> GIVEN INFORMATION:
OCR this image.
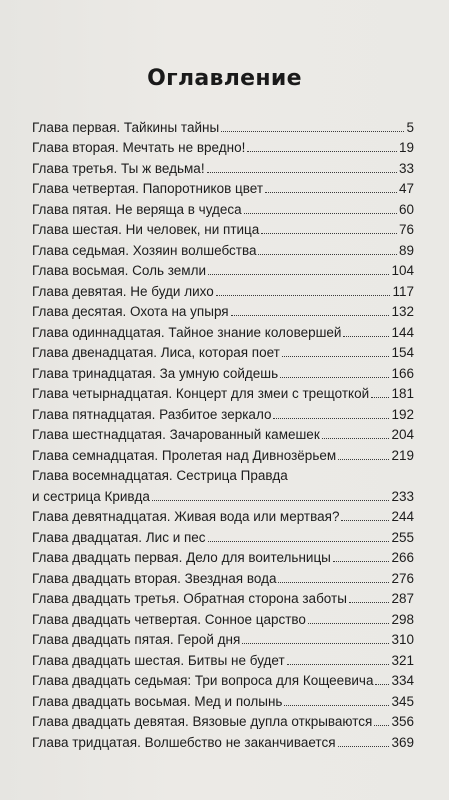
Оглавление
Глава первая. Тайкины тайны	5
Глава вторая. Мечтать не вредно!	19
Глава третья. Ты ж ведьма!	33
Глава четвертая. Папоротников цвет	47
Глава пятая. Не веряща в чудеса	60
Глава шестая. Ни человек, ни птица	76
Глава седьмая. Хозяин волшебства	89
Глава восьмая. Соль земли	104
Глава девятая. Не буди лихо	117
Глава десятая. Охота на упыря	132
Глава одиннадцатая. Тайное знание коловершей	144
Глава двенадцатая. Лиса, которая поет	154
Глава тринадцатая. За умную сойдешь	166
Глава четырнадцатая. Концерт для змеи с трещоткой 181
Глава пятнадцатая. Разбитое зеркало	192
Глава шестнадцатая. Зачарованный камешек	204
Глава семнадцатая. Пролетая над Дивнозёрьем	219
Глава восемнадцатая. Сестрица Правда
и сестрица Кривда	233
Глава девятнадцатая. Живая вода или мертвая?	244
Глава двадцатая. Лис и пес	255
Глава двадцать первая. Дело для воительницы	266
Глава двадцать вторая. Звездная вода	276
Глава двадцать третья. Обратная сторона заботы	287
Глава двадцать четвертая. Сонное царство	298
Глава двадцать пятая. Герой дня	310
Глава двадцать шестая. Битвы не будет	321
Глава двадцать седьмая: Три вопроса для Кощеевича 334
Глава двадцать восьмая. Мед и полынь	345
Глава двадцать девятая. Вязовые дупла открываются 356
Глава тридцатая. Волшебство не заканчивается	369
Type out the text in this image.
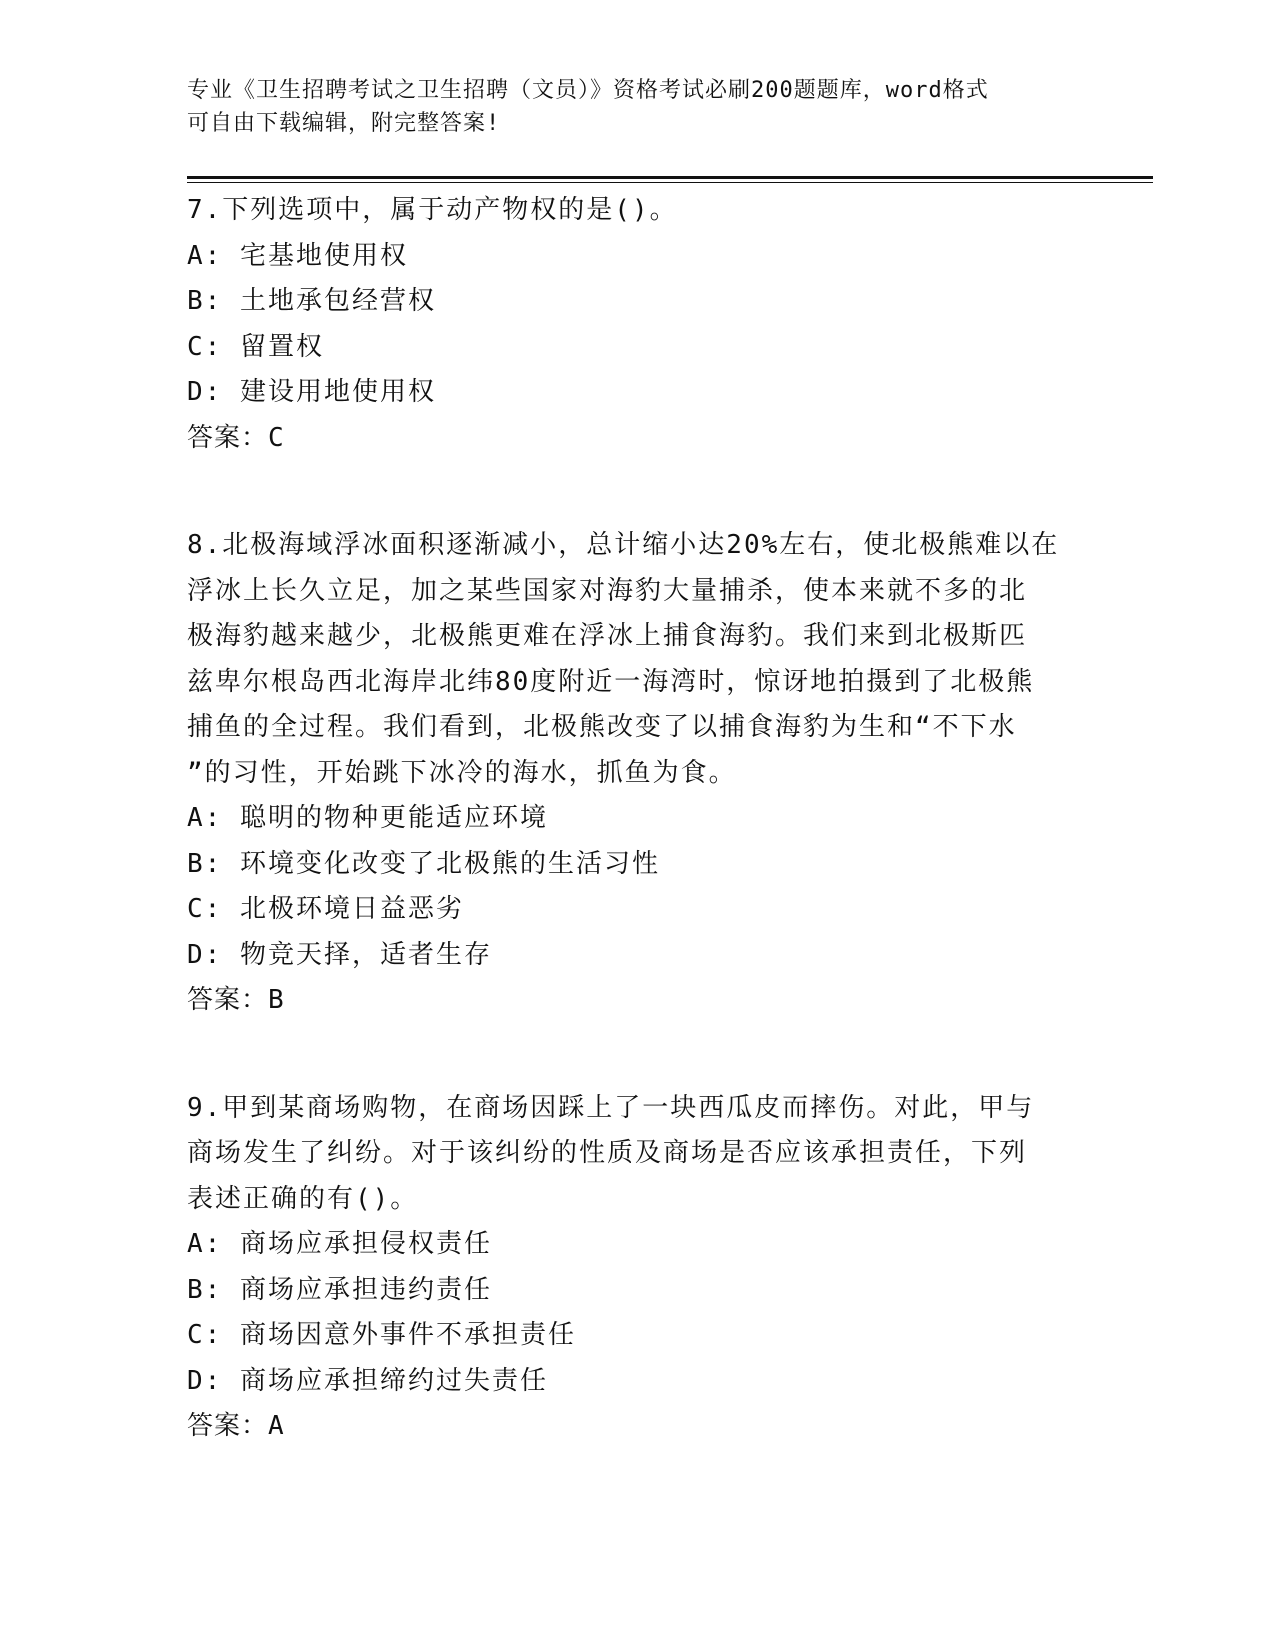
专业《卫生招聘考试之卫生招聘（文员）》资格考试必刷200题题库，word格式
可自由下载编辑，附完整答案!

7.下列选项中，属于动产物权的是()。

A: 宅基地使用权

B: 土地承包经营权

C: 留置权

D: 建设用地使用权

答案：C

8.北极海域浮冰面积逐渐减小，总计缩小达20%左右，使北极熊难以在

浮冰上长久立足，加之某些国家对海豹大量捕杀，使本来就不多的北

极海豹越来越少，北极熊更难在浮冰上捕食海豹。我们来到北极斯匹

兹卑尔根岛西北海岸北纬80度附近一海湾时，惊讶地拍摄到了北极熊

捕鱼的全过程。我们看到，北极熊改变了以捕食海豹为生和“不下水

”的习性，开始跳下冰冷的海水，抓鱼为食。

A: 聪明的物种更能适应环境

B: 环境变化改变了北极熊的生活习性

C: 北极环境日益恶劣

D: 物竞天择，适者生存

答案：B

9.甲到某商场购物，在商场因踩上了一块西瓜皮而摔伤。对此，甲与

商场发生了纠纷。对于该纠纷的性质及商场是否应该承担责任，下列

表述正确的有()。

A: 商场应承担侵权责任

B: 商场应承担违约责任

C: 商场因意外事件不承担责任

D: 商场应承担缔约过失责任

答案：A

> TO DO: Report every line containing the word "вторая" from the listing above.

> SOLUTION FOR THIS EXERCISE:
Глава вторая. Мечтать не вредно!	19
Глава двадцать вторая. Звездная вода	276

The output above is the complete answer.